EXTRAIT CHOISI.
C'est que justement on confond le savoir
(ou pensée, ou idée) avec l'opinion
(ou croyance, ou foi). L'opinion en effet est l'expression de l'intérêt
d'un individu ou d'un groupe d'individus (pouvant être l'humanité tout
entière) pour ce qui lui est utile, c'est-à-dire ce qu'il croit être de nature à assurer son bonheur. Or nous avons vu que la sagesse n'assure pas
le bonheur,
donc ce qui l'assure ne peut pas être de la sagesse. De celui qui prétend
détenir les clés du bonheur, on dira qu'il est réaliste, ou
utopiste, ou
démagogue, etc. mais non qu'il est sage. Le
sage - ou philosophe - sera au contraire le détenteur d'un
véritable savoir.
Et le savoir, contrairement à l'opinion, est désintéressé et
ne vise pas
l'utilité. Le savoir vise une tout autre valeur : la vérité,
fût-elle inutile,
fût-elle même funeste (par exemple la connaissance de notre mortalité).
C'est l'utilité qui s'appuie parfois (comme c'est le cas en technologie)
sur la vérité et non l'inverse. La vérité ne peut s'appuyer
quant à elle
que sur elle-même. C'est pour cela que Husserl réclame que le
savoir du philosophe,
comme d'ailleurs tous les savoirs, puisse toujours être justifié
et ce, à n'importe quelle étape du raisonnement.
Et
cette nouvelle exigence de justification du savoir reconstruit par le philosophe
doit elle-même s'auto-justifier en se fondant sur des "intuitions absolues",
autrement dit sur des certitudes inébranlables. Mais on se trouve là
devant une nouvelle difficulté : comment le philosophe s'y prend-il
pour à la
fois "renverser toutes les sciences admises jusqu'ici" et
les reconstruire sur
des "intuitions absolues" ? De quelles intuitions s'agit-il
?
3
- CE QU'EST REELLEMENT LE PHILOSOPHE.
Nous avons vu que le philosophe est un
homme qui doit faire de temps en temps
l'effort de se détacher de l'intérêt qu'il ‚prouve pour le
monde afin de mettre
en question tout ce qu'il en sait pour ensuite ne reconstruire son savoir
que sur des évidences absolues ("évidence" et
"intuition" sont ici synonymes).
Il est donc clair que le philosophe, par son attitude, détermine une
philosophie qui est un savoir. Oui mais nous avons dit que tout
savoir est déjà,
par définition, désintéressé et justifié. Alors en quoi le
savoir philosophique
se distingue-t-il du savoir scientifique qu'il prétend expressément
critiquer ?

CONSIGNE 1.
Recopiez à l'identique les lignes des enregistrements. Commencez à la toute première et arrêtez-vous après celle qui contient "stop-zone [653, 202, 770, 269]", en l'incluant.

MATÉRIEL FOURNI.
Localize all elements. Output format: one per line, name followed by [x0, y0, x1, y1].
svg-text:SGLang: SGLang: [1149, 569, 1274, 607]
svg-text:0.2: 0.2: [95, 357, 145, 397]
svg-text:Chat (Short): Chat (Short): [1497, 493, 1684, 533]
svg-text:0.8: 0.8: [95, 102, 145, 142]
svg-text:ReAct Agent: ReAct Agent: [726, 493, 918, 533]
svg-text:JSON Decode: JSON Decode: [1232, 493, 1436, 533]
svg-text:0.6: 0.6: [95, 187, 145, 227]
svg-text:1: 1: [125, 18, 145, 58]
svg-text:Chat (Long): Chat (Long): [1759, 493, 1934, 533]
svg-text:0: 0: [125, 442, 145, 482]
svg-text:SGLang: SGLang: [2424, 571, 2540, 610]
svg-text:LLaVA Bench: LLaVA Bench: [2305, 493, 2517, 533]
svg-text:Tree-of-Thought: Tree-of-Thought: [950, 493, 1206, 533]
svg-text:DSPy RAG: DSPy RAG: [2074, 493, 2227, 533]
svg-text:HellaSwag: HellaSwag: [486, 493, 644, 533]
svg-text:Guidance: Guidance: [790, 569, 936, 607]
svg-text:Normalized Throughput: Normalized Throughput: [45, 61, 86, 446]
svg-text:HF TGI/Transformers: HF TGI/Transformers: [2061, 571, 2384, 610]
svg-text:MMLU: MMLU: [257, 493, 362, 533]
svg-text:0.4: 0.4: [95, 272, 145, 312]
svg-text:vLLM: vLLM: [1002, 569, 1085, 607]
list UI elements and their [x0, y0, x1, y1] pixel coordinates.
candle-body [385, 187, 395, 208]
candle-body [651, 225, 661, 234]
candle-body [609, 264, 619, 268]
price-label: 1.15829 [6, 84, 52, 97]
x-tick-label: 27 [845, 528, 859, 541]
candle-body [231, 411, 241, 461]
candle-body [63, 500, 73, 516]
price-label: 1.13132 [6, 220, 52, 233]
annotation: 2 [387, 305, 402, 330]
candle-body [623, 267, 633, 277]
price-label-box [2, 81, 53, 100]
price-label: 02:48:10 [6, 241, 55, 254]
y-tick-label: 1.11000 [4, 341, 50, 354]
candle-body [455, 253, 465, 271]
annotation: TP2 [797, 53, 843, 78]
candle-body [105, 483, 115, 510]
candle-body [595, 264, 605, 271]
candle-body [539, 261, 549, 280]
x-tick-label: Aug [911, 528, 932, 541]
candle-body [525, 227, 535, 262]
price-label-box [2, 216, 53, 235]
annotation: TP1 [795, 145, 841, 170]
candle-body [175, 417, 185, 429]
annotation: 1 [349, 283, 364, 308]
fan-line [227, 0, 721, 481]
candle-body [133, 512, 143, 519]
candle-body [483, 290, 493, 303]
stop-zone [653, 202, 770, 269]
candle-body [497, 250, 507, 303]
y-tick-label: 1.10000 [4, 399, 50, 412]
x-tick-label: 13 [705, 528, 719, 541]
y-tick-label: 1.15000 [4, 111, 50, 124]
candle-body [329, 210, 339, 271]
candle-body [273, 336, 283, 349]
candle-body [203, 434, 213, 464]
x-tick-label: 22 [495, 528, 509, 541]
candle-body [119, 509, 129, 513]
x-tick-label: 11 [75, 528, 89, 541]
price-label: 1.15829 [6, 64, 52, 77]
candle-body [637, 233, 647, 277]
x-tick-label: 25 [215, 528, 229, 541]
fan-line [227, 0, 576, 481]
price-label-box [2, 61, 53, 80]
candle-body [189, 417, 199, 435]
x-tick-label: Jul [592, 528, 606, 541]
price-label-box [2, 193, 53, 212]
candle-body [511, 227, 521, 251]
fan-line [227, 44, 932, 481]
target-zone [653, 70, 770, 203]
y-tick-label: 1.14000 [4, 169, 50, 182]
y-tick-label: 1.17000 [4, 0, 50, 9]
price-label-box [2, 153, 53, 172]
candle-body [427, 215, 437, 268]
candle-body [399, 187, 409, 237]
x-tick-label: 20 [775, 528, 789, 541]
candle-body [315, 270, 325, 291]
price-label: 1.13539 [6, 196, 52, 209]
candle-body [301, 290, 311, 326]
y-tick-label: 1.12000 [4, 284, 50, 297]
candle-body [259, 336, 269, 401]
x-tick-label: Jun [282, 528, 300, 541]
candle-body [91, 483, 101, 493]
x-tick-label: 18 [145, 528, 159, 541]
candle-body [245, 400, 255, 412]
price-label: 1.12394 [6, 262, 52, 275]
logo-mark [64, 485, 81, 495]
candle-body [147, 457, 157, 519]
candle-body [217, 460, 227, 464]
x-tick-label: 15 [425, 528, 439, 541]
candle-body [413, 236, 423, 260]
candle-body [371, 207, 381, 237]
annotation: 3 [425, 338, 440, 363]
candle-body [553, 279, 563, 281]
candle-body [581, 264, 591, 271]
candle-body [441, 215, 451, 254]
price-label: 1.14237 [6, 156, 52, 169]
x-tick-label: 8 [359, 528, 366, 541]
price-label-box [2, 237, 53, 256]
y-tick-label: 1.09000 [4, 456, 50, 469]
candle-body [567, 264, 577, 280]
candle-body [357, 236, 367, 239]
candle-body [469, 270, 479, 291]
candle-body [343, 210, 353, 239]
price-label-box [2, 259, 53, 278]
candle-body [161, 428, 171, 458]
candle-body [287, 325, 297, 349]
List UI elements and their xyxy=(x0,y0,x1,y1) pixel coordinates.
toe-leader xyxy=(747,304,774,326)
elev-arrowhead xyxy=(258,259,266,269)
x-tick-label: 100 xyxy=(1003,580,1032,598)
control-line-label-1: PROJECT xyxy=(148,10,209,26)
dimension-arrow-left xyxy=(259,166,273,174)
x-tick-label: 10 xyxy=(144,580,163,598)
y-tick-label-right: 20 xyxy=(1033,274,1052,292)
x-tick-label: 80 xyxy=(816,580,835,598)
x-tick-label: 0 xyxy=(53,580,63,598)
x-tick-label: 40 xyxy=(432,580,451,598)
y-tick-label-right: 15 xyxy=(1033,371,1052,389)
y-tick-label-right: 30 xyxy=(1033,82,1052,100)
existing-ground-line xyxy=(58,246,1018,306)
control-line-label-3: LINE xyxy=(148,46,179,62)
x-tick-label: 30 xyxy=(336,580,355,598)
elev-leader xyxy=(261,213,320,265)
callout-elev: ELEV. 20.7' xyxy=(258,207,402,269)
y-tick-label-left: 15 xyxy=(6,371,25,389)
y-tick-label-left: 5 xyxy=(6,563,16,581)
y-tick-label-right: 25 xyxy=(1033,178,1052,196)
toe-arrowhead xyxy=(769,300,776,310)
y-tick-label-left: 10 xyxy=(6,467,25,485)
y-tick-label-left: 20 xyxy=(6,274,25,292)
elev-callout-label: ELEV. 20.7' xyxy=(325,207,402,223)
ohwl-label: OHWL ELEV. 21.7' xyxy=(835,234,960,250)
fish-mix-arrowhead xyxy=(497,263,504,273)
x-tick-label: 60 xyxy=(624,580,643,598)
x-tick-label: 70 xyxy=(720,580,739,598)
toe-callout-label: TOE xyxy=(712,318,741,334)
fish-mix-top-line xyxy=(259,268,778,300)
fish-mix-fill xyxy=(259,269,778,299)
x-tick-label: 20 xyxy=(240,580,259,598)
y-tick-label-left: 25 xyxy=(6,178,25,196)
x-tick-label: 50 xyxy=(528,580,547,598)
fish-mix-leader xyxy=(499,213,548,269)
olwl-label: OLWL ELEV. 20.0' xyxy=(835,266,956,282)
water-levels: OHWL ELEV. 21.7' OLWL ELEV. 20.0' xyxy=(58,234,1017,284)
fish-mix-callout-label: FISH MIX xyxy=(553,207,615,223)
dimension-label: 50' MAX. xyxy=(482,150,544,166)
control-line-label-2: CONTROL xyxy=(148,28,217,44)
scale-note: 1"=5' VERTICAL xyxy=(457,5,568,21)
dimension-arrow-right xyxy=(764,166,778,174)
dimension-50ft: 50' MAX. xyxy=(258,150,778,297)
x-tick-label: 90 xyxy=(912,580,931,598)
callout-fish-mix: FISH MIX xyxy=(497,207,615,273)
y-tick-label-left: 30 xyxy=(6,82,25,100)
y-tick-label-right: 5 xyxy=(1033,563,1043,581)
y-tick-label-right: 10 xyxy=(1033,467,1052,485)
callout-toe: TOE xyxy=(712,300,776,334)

CONSIGNE 2.
Écrivez la suite de l'extrait sur le philosophe et le savoir, à partir de sa dernière phrase.

RÉPONSE 1.
Localize all elements. Output format: one per line, name followed by [x0, y0, x1, y1].
svg-text:SGLang: SGLang: [1149, 569, 1274, 607]
svg-text:0.2: 0.2: [95, 357, 145, 397]
svg-text:Chat (Short): Chat (Short): [1497, 493, 1684, 533]
svg-text:0.8: 0.8: [95, 102, 145, 142]
svg-text:ReAct Agent: ReAct Agent: [726, 493, 918, 533]
svg-text:JSON Decode: JSON Decode: [1232, 493, 1436, 533]
svg-text:0.6: 0.6: [95, 187, 145, 227]
svg-text:1: 1: [125, 18, 145, 58]
svg-text:Chat (Long): Chat (Long): [1759, 493, 1934, 533]
svg-text:0: 0: [125, 442, 145, 482]
svg-text:SGLang: SGLang: [2424, 571, 2540, 610]
svg-text:LLaVA Bench: LLaVA Bench: [2305, 493, 2517, 533]
svg-text:Tree-of-Thought: Tree-of-Thought: [950, 493, 1206, 533]
svg-text:DSPy RAG: DSPy RAG: [2074, 493, 2227, 533]
svg-text:HellaSwag: HellaSwag: [486, 493, 644, 533]
svg-text:Guidance: Guidance: [790, 569, 936, 607]
svg-text:Normalized Throughput: Normalized Throughput: [45, 61, 86, 446]
svg-text:HF TGI/Transformers: HF TGI/Transformers: [2061, 571, 2384, 610]
svg-text:MMLU: MMLU: [257, 493, 362, 533]
svg-text:0.4: 0.4: [95, 272, 145, 312]
svg-text:vLLM: vLLM: [1002, 569, 1085, 607]
list UI elements and their [x0, y0, x1, y1] pixel coordinates.
candle-body [385, 187, 395, 208]
candle-body [651, 225, 661, 234]
candle-body [609, 264, 619, 268]
price-label: 1.15829 [6, 84, 52, 97]
x-tick-label: 27 [845, 528, 859, 541]
candle-body [231, 411, 241, 461]
candle-body [63, 500, 73, 516]
price-label: 1.13132 [6, 220, 52, 233]
annotation: 2 [387, 305, 402, 330]
candle-body [623, 267, 633, 277]
price-label-box [2, 81, 53, 100]
price-label: 02:48:10 [6, 241, 55, 254]
y-tick-label: 1.11000 [4, 341, 50, 354]
candle-body [455, 253, 465, 271]
annotation: TP2 [797, 53, 843, 78]
candle-body [105, 483, 115, 510]
candle-body [595, 264, 605, 271]
candle-body [539, 261, 549, 280]
x-tick-label: Aug [911, 528, 932, 541]
candle-body [525, 227, 535, 262]
price-label-box [2, 216, 53, 235]
annotation: TP1 [795, 145, 841, 170]
candle-body [175, 417, 185, 429]
annotation: 1 [349, 283, 364, 308]
fan-line [227, 0, 721, 481]
candle-body [133, 512, 143, 519]
candle-body [483, 290, 493, 303]
stop-zone [653, 202, 770, 269]

RÉPONSE 2.
Dans la première partie nous énoncions
trois exigences philosophiques : la
volonté, le détachement, la critique. Dans la seconde partie nous
en ajoutions
une autre : l'universalité. Ici nous rencontrons la dernière exigence
qui véritablement caractérise le philosophe et lui seul : l'étonnement. Le
philosophe est celui qui, même devant l'énoncé d'une vérité scientifique,
s'en étonne au point de ne considérer comme définitive et
absolue non
la matière (ou contenu) du raisonnement mais sa seule forme. Le
philosophe décide
de s'étonner de tout ce qu'il sait non pas en doutant du seul
résultat scientifique
mais en se posant la question suivante : "qu'est-ce donc qui a rendu
possible un tel résultat ?", "quelles sont les conditions
de possibilité" d'un
tel résultat ?" Le
philosophe, dit Husserl, est celui qui "fait voeu de pauvreté
en matière
de connaissance". En d'autres termes, le sage est celui qui,
chaque fois
qu'il veut être tel, fait comme s'il ne savait rien. Il s'étonne
de ce qu'il
voit ou entend, il fait comme si le savoir théorique qui permet de justifier
les phénomènes n'existait pas ou, au moins, n'était pas assuré .
De sorte
que tout lui apparaît à lui comme un problème jamais résolu,
toujours en question.
Le philosophe est donc celui qui continue le questionnement là où les
scientifiques l'abandonnent. Là où le scientifique apporte une
réponse, même
prudente, à un problème, le philosophe reste insatisfait,
considérant que la
réponse est elle-même un problème.
On
voit bien en quoi ce "voeu de pauvreté en matière de
connaissance" se
distingue du scepticisme. Là où le sceptique récuse par avance
et par principe
toute vérité matérielle (c'est-à-dire portant sur des
résultats, sur des
objets), le sage s'étonne, pendant le temps que dure son activité
philosophique,
non pas seulement du résultat mais aussi des conditions formelles
qui l'ont
rendu possible. Et là où le sceptique déclare, de manière
contradictoire, que
rien n'est pour lui absolument certain, le philosophe reconnaît
faire entièrement
confiance à ses intuitions évidentes. Dès
lors, les seules connaissances, les seules vérités que le
philosophe ne
met pas en doute parce qu'elles sont justement le roc de certitude
qui donne
une valeur universelle à sa critique, ce sont les règles formelles
que chacun
peut trouver au fond de soi-même et qu'on qualifie habituellement de raison.
Ainsi les seules connaissances absolument certaines, absolument hors de
doute, sont des intuitions rationnelles :
-
intuitions parce qu'on ne peut les exposer dans un discours étant donné
que tout discours les présuppose
-
rationnelles parce que, pour que la connaissance en général soit possible,
il faut supposer une faculté de raisonner dans chaque être humain.
Mais comme on l'a vu précédemment,
ces intuitions rationnelles absolument
certaines ne constituent pas des connaissances matérielles portant sur
des objets mais uniquement des connaissances formelles portant sur
des règles.
C'est pourquoi Husserl restreint son "voeu de pauvreté" à
la seule "matière
de connaissance".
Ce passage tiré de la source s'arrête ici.